Short problem 1:
In the dashcam thread, retype the passage from "Yea, it really" up to and including "a private server.".
Short problem 2:
In the dashcam thread, why does EphLux recommend setting the Vantrue N2 Pro LCD display to always on? Answer in one to three sentences.

Provided text:
━━━
Yea, it really works well for me. Is it 100% spot on, like it was a produced video?....no, it isn't. However it is 100% better than having nothing. I also record my screen, and store that by upload to YouTube as well. It's probably overkill, and I've never HAD to use the footage but I'm a safe vs. sorry kinda guy.

My cameras (BlackVue 900S) have a WiFi symbol that's illuminated on the left side of the camera....I have on a few occasions pointed that out to riders and mentioning that they were being live streamed to a private server.


----------



## Pflugerite (Sep 13, 2019)

EphLux said:


> Just set your Vantrue N2 Pro LCD display to ALLWAYS ON. Passengers will clearly see they are being recorded and much much less likely to file false complaint.


EXCELLENT IDEA - THIS IS A REAL GOLD NUGGET!!!!!!!


----------



## Trafficat (Dec 19, 2016)
━━━
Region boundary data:
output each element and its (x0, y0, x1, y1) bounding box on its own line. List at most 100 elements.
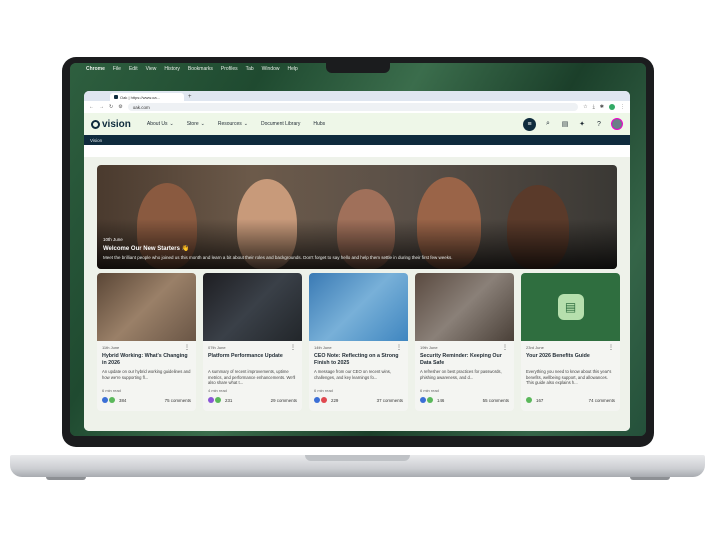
star-icon[interactable]: ☆ (583, 104, 587, 110)
news-card[interactable]: 19th June ⋮ Security Reminder: Keeping O… (415, 273, 514, 411)
news-card[interactable]: ▤ 23rd June ⋮ Your 2026 Benefits Guide E… (521, 273, 620, 411)
comments-link[interactable]: 74 comments (589, 398, 615, 403)
more-options-icon[interactable]: ⋮ (290, 344, 296, 351)
celebrate-reaction-icon[interactable] (427, 397, 433, 403)
celebrate-reaction-icon[interactable] (215, 397, 221, 403)
kebab-menu-icon[interactable]: ⋮ (620, 104, 625, 110)
comments-link[interactable]: 29 comments (271, 398, 297, 403)
menu-chrome[interactable]: Chrome (86, 66, 105, 72)
laptop-base-notch (305, 455, 410, 461)
card-date: 14th June (314, 345, 332, 350)
card-read-time: 4 min read (208, 388, 227, 393)
menu-icon[interactable]: ≡ (523, 117, 536, 131)
laptop-foot (630, 477, 670, 480)
more-options-icon[interactable]: ⋮ (608, 344, 614, 351)
card-image (309, 273, 408, 341)
like-reaction-icon[interactable] (102, 397, 108, 403)
address-bar-row: ← → ↻ ⚙ oak.com ☆ ⤓ ✱ ⋮ (84, 101, 630, 113)
back-icon[interactable]: ← (89, 104, 94, 110)
reaction-count: 231 (225, 397, 233, 403)
comments-link[interactable]: 75 comments (165, 398, 191, 403)
menu-tab[interactable]: Tab (246, 66, 254, 72)
card-image (97, 273, 196, 341)
card-image (415, 273, 514, 341)
more-options-icon[interactable]: ⋮ (396, 344, 402, 351)
menu-view[interactable]: View (146, 66, 157, 72)
menu-window[interactable]: Window (262, 66, 280, 72)
logo-text: vision (102, 118, 131, 130)
celebrate-reaction-icon[interactable] (109, 397, 115, 403)
love-reaction-icon[interactable] (208, 397, 214, 403)
card-title: Your 2026 Benefits Guide (526, 353, 590, 359)
tab-title: Oak | https://www.oa... (120, 94, 160, 100)
new-tab-button[interactable]: + (188, 93, 192, 101)
nav-store-label: Store (186, 121, 199, 127)
like-reaction-icon[interactable] (420, 397, 426, 403)
nav-hubs[interactable]: Hubs (313, 121, 325, 127)
news-card[interactable]: 07th June ⋮ Platform Performance Update … (203, 273, 302, 411)
card-date: 19th June (420, 345, 438, 350)
menu-bookmarks[interactable]: Bookmarks (188, 66, 213, 72)
url-field[interactable]: oak.com (127, 103, 579, 111)
laptop-screen: Chrome File Edit View History Bookmarks … (70, 63, 646, 436)
menu-help[interactable]: Help (287, 66, 297, 72)
help-icon[interactable]: ? (594, 119, 604, 129)
card-title: CEO Note: Reflecting on a Strong Finish … (314, 353, 399, 366)
browser-tab[interactable]: Oak | https://www.oa... (110, 93, 184, 101)
card-description: An update on our hybrid working guidelin… (102, 369, 191, 380)
nav-store[interactable]: Store ⌄ (187, 121, 205, 127)
site-info-icon[interactable]: ⚙ (118, 104, 122, 110)
chat-icon[interactable]: ▤ (560, 119, 570, 129)
chevron-down-icon: ⌄ (200, 121, 205, 127)
hero-banner[interactable]: 10th June Welcome Our New Starters 👋 Mee… (97, 165, 617, 269)
logo-mark-icon (91, 119, 100, 129)
reaction-count: 384 (119, 397, 127, 403)
benefits-document-icon: ▤ (557, 294, 584, 320)
forward-icon[interactable]: → (99, 104, 104, 110)
card-read-time: 6 min read (420, 388, 439, 393)
comments-link[interactable]: 55 comments (483, 398, 509, 403)
hero-date: 10th June (103, 237, 123, 242)
news-card[interactable]: 14th June ⋮ CEO Note: Reflecting on a St… (309, 273, 408, 411)
nav-document-library[interactable]: Document Library (261, 121, 300, 127)
extensions-icon[interactable]: ✱ (600, 104, 604, 110)
more-options-icon[interactable]: ⋮ (502, 344, 508, 351)
card-footer: 167 74 comments (526, 397, 615, 403)
card-title: Hybrid Working: What's Changing in 2026 (102, 353, 188, 366)
breadcrumb: Vision (84, 135, 630, 145)
card-date: 23rd June (526, 345, 544, 350)
news-card[interactable]: 11th June ⋮ Hybrid Working: What's Chang… (97, 273, 196, 411)
header-actions: ≡ ⌕ ▤ ✦ ? (523, 117, 623, 131)
menu-profiles[interactable]: Profiles (221, 66, 238, 72)
card-image: ▤ (521, 273, 620, 341)
hero-gradient (97, 219, 617, 269)
celebrate-reaction-icon[interactable] (526, 397, 532, 403)
card-footer: 231 29 comments (208, 397, 297, 403)
like-reaction-icon[interactable] (314, 397, 320, 403)
card-title: Security Reminder: Keeping Our Data Safe (420, 353, 502, 366)
card-date: 07th June (208, 345, 226, 350)
reload-icon[interactable]: ↻ (109, 104, 113, 110)
menu-file[interactable]: File (113, 66, 121, 72)
comments-link[interactable]: 37 comments (377, 398, 403, 403)
more-options-icon[interactable]: ⋮ (184, 344, 190, 351)
card-description: Everything you need to know about this y… (526, 369, 612, 386)
hero-text: Meet the brilliant people who joined us … (103, 255, 453, 260)
nav-about-us-label: About Us (146, 121, 168, 127)
download-icon[interactable]: ⤓ (593, 104, 595, 110)
magic-wand-icon[interactable]: ✦ (577, 119, 587, 129)
card-footer: 146 55 comments (420, 397, 509, 403)
menu-history[interactable]: History (164, 66, 180, 72)
site-logo[interactable]: vision (91, 119, 131, 130)
profile-icon[interactable] (609, 104, 615, 110)
hero-title: Welcome Our New Starters 👋 (103, 246, 190, 252)
news-cards: 11th June ⋮ Hybrid Working: What's Chang… (97, 273, 620, 411)
card-title: Platform Performance Update (208, 353, 283, 359)
heart-reaction-icon[interactable] (321, 397, 327, 403)
search-icon[interactable]: ⌕ (543, 119, 553, 129)
nav-about-us[interactable]: About Us ⌄ (147, 121, 174, 127)
menu-edit[interactable]: Edit (129, 66, 138, 72)
card-footer: 229 37 comments (314, 397, 403, 403)
avatar[interactable] (611, 118, 623, 130)
nav-resources[interactable]: Resources ⌄ (218, 121, 248, 127)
━━━
Correct response 1:
Yea, it really works well for me. Is it 100% spot on, like it was a produced video?....no, it isn't. However it is 100% better than having nothing. I also record my screen, and store that by upload to YouTube as well. It's probably overkill, and I've never HAD to use the footage but I'm a safe vs. sorry kinda guy.

My cameras (BlackVue 900S) have a WiFi symbol that's illuminated on the left side of the camera....I have on a few occasions pointed that out to riders and mentioning that they were being live streamed to a private server.

Correct response 2:
With the display always on, passengers can clearly see that they are being recorded. That makes them much less likely to file a false complaint.